What is expected:
Each line containing the word "Indians" needs to be copied.
─── Data extract
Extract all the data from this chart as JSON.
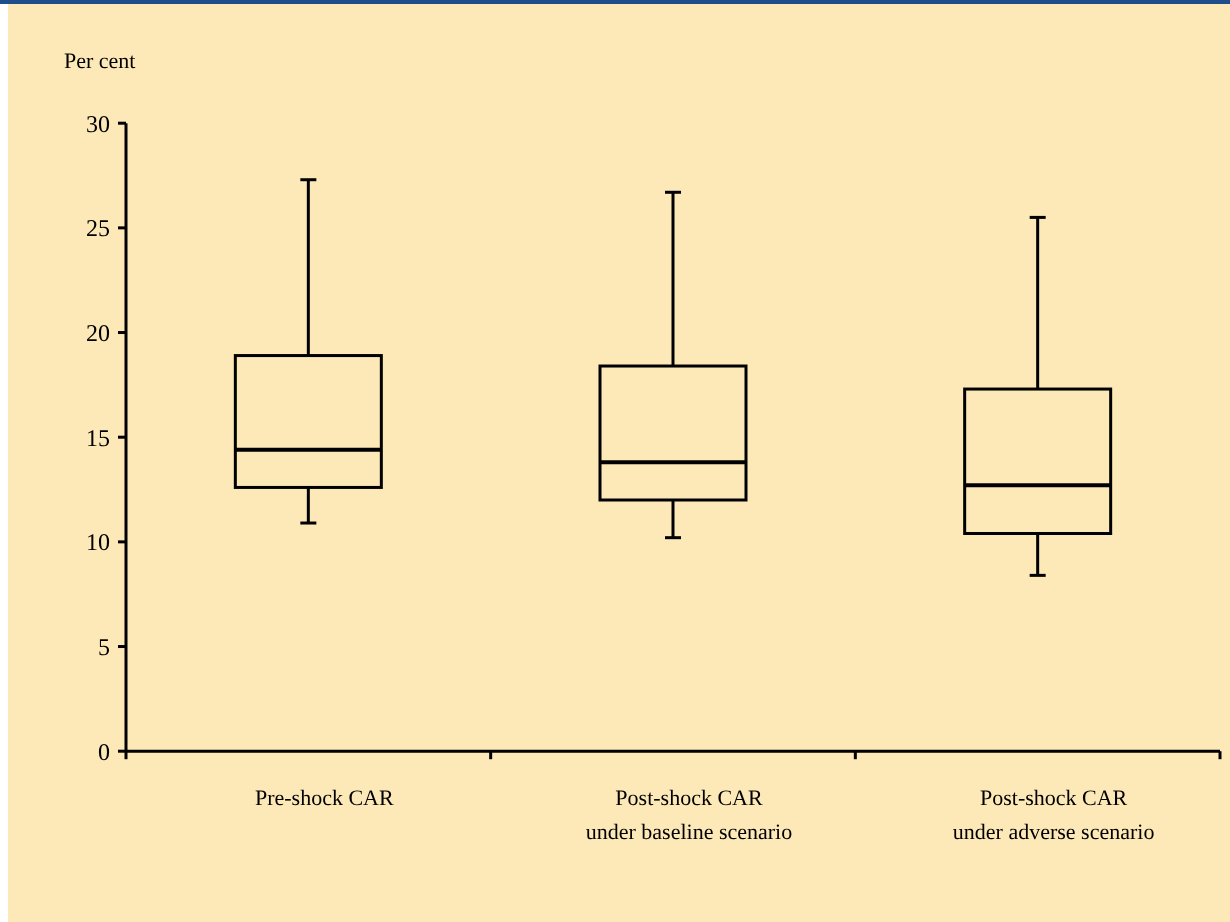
{
  "chart_data": {
    "type": "box",
    "ylabel": "Per cent",
    "categories": [
      "Pre-shock CAR",
      "Post-shock CAR\nunder baseline scenario",
      "Post-shock CAR\nunder adverse scenario"
    ],
    "boxes": [
      {
        "low": 10.9,
        "q1": 12.6,
        "median": 14.4,
        "q3": 18.9,
        "high": 27.3
      },
      {
        "low": 10.2,
        "q1": 12.0,
        "median": 13.8,
        "q3": 18.4,
        "high": 26.7
      },
      {
        "low": 8.4,
        "q1": 10.4,
        "median": 12.7,
        "q3": 17.3,
        "high": 25.5
      }
    ],
    "ylim": [
      0,
      30
    ],
    "yticks": [
      0,
      5,
      10,
      15,
      20,
      25,
      30
    ],
    "grid": false
  }
}
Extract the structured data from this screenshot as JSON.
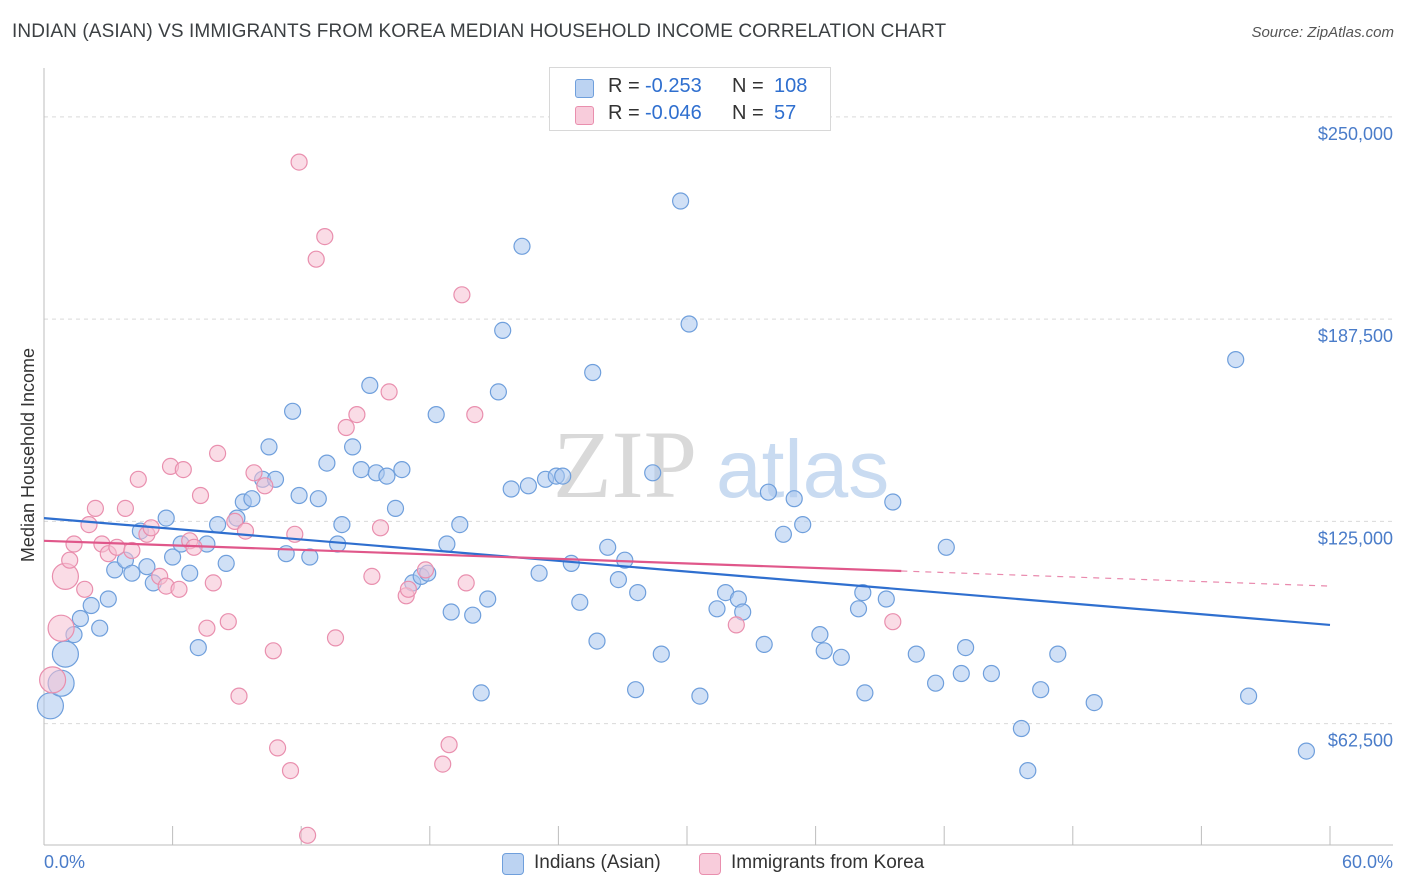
{
  "header": {
    "title": "INDIAN (ASIAN) VS IMMIGRANTS FROM KOREA MEDIAN HOUSEHOLD INCOME CORRELATION CHART",
    "source": "Source: ZipAtlas.com"
  },
  "watermark": {
    "text_zip": "ZIP",
    "text_atlas": "atlas"
  },
  "legend_top": {
    "rows": [
      {
        "r_label": "R =",
        "r_value": "-0.253",
        "n_label": "N =",
        "n_value": "108"
      },
      {
        "r_label": "R =",
        "r_value": "-0.046",
        "n_label": "N =",
        "n_value": "57"
      }
    ]
  },
  "legend_bottom": {
    "items": [
      {
        "label": "Indians (Asian)"
      },
      {
        "label": "Immigrants from Korea"
      }
    ]
  },
  "colors": {
    "blue_fill": "#a9c7ef",
    "blue_stroke": "#6f9fdc",
    "blue_line": "#2f6fcf",
    "pink_fill": "#f6bfd1",
    "pink_stroke": "#e98fae",
    "pink_line": "#e0578a",
    "grid": "#d9d9d9",
    "tick_label": "#4a7cc9"
  },
  "chart_data": {
    "type": "scatter",
    "title": "INDIAN (ASIAN) VS IMMIGRANTS FROM KOREA MEDIAN HOUSEHOLD INCOME CORRELATION CHART",
    "xlabel": "",
    "ylabel": "Median Household Income",
    "xlim": [
      0,
      60
    ],
    "ylim": [
      25000,
      262000
    ],
    "x_tick_labels": [
      "0.0%",
      "60.0%"
    ],
    "y_ticks": [
      62500,
      125000,
      187500,
      250000
    ],
    "y_tick_labels": [
      "$62,500",
      "$125,000",
      "$187,500",
      "$250,000"
    ],
    "grid": true,
    "legend_placement": "top-center",
    "series": [
      {
        "name": "Indians (Asian)",
        "color": "#6f9fdc",
        "r": -0.253,
        "n": 108,
        "trend": {
          "x": [
            0,
            60
          ],
          "y": [
            126000,
            93000
          ],
          "dashed_from": null
        },
        "points": [
          [
            0.3,
            68000
          ],
          [
            0.8,
            75000
          ],
          [
            1.0,
            84000
          ],
          [
            1.4,
            90000
          ],
          [
            1.7,
            95000
          ],
          [
            2.2,
            99000
          ],
          [
            2.6,
            92000
          ],
          [
            3.0,
            101000
          ],
          [
            3.3,
            110000
          ],
          [
            3.8,
            113000
          ],
          [
            4.1,
            109000
          ],
          [
            4.5,
            122000
          ],
          [
            4.8,
            111000
          ],
          [
            5.1,
            106000
          ],
          [
            5.7,
            126000
          ],
          [
            6.0,
            114000
          ],
          [
            6.4,
            118000
          ],
          [
            6.8,
            109000
          ],
          [
            7.2,
            86000
          ],
          [
            7.6,
            118000
          ],
          [
            8.1,
            124000
          ],
          [
            8.5,
            112000
          ],
          [
            9.0,
            126000
          ],
          [
            9.3,
            131000
          ],
          [
            9.7,
            132000
          ],
          [
            10.2,
            138000
          ],
          [
            10.5,
            148000
          ],
          [
            10.8,
            138000
          ],
          [
            11.3,
            115000
          ],
          [
            11.6,
            159000
          ],
          [
            11.9,
            133000
          ],
          [
            12.4,
            114000
          ],
          [
            12.8,
            132000
          ],
          [
            13.2,
            143000
          ],
          [
            13.7,
            118000
          ],
          [
            13.9,
            124000
          ],
          [
            14.4,
            148000
          ],
          [
            14.8,
            141000
          ],
          [
            15.2,
            167000
          ],
          [
            15.5,
            140000
          ],
          [
            16.0,
            139000
          ],
          [
            16.4,
            129000
          ],
          [
            16.7,
            141000
          ],
          [
            17.2,
            106000
          ],
          [
            17.6,
            108000
          ],
          [
            17.9,
            109000
          ],
          [
            18.3,
            158000
          ],
          [
            18.8,
            118000
          ],
          [
            19.0,
            97000
          ],
          [
            19.4,
            124000
          ],
          [
            20.0,
            96000
          ],
          [
            20.4,
            72000
          ],
          [
            20.7,
            101000
          ],
          [
            21.2,
            165000
          ],
          [
            21.4,
            184000
          ],
          [
            21.8,
            135000
          ],
          [
            22.3,
            210000
          ],
          [
            22.6,
            136000
          ],
          [
            23.1,
            109000
          ],
          [
            23.4,
            138000
          ],
          [
            23.9,
            139000
          ],
          [
            24.2,
            139000
          ],
          [
            24.6,
            112000
          ],
          [
            25.0,
            100000
          ],
          [
            25.6,
            171000
          ],
          [
            25.8,
            88000
          ],
          [
            26.3,
            117000
          ],
          [
            26.8,
            107000
          ],
          [
            27.1,
            113000
          ],
          [
            27.6,
            73000
          ],
          [
            27.7,
            103000
          ],
          [
            28.4,
            140000
          ],
          [
            28.8,
            84000
          ],
          [
            29.7,
            224000
          ],
          [
            30.1,
            186000
          ],
          [
            30.6,
            71000
          ],
          [
            31.4,
            98000
          ],
          [
            31.8,
            103000
          ],
          [
            32.4,
            101000
          ],
          [
            32.6,
            97000
          ],
          [
            33.6,
            87000
          ],
          [
            33.8,
            134000
          ],
          [
            34.5,
            121000
          ],
          [
            35.0,
            132000
          ],
          [
            35.4,
            124000
          ],
          [
            36.2,
            90000
          ],
          [
            36.4,
            85000
          ],
          [
            37.2,
            83000
          ],
          [
            38.0,
            98000
          ],
          [
            38.2,
            103000
          ],
          [
            38.3,
            72000
          ],
          [
            39.3,
            101000
          ],
          [
            39.6,
            131000
          ],
          [
            40.7,
            84000
          ],
          [
            41.6,
            75000
          ],
          [
            42.1,
            117000
          ],
          [
            42.8,
            78000
          ],
          [
            43.0,
            86000
          ],
          [
            44.2,
            78000
          ],
          [
            45.6,
            61000
          ],
          [
            45.9,
            48000
          ],
          [
            46.5,
            73000
          ],
          [
            47.3,
            84000
          ],
          [
            49.0,
            69000
          ],
          [
            55.6,
            175000
          ],
          [
            56.2,
            71000
          ],
          [
            58.9,
            54000
          ]
        ]
      },
      {
        "name": "Immigrants from Korea",
        "color": "#e98fae",
        "r": -0.046,
        "n": 57,
        "trend": {
          "x": [
            0,
            60
          ],
          "y": [
            119000,
            105000
          ],
          "dashed_from": 40
        },
        "points": [
          [
            0.4,
            76000
          ],
          [
            0.8,
            92000
          ],
          [
            1.0,
            108000
          ],
          [
            1.2,
            113000
          ],
          [
            1.4,
            118000
          ],
          [
            1.9,
            104000
          ],
          [
            2.1,
            124000
          ],
          [
            2.4,
            129000
          ],
          [
            2.7,
            118000
          ],
          [
            3.0,
            115000
          ],
          [
            3.4,
            117000
          ],
          [
            3.8,
            129000
          ],
          [
            4.1,
            116000
          ],
          [
            4.4,
            138000
          ],
          [
            4.8,
            121000
          ],
          [
            5.0,
            123000
          ],
          [
            5.4,
            108000
          ],
          [
            5.7,
            105000
          ],
          [
            5.9,
            142000
          ],
          [
            6.3,
            104000
          ],
          [
            6.5,
            141000
          ],
          [
            6.8,
            119000
          ],
          [
            7.0,
            117000
          ],
          [
            7.3,
            133000
          ],
          [
            7.6,
            92000
          ],
          [
            7.9,
            106000
          ],
          [
            8.1,
            146000
          ],
          [
            8.6,
            94000
          ],
          [
            8.9,
            125000
          ],
          [
            9.1,
            71000
          ],
          [
            9.4,
            122000
          ],
          [
            9.8,
            140000
          ],
          [
            10.3,
            136000
          ],
          [
            10.7,
            85000
          ],
          [
            10.9,
            55000
          ],
          [
            11.5,
            48000
          ],
          [
            11.7,
            121000
          ],
          [
            11.9,
            236000
          ],
          [
            12.3,
            28000
          ],
          [
            12.7,
            206000
          ],
          [
            13.1,
            213000
          ],
          [
            13.6,
            89000
          ],
          [
            14.1,
            154000
          ],
          [
            14.6,
            158000
          ],
          [
            15.3,
            108000
          ],
          [
            15.7,
            123000
          ],
          [
            16.1,
            165000
          ],
          [
            16.9,
            102000
          ],
          [
            17.0,
            104000
          ],
          [
            17.8,
            110000
          ],
          [
            18.6,
            50000
          ],
          [
            18.9,
            56000
          ],
          [
            19.5,
            195000
          ],
          [
            19.7,
            106000
          ],
          [
            20.1,
            158000
          ],
          [
            32.3,
            93000
          ],
          [
            39.6,
            94000
          ]
        ]
      }
    ]
  }
}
──────
Output:
        "label": "Indians (Asian)"
        "name": "Indians (Asian)",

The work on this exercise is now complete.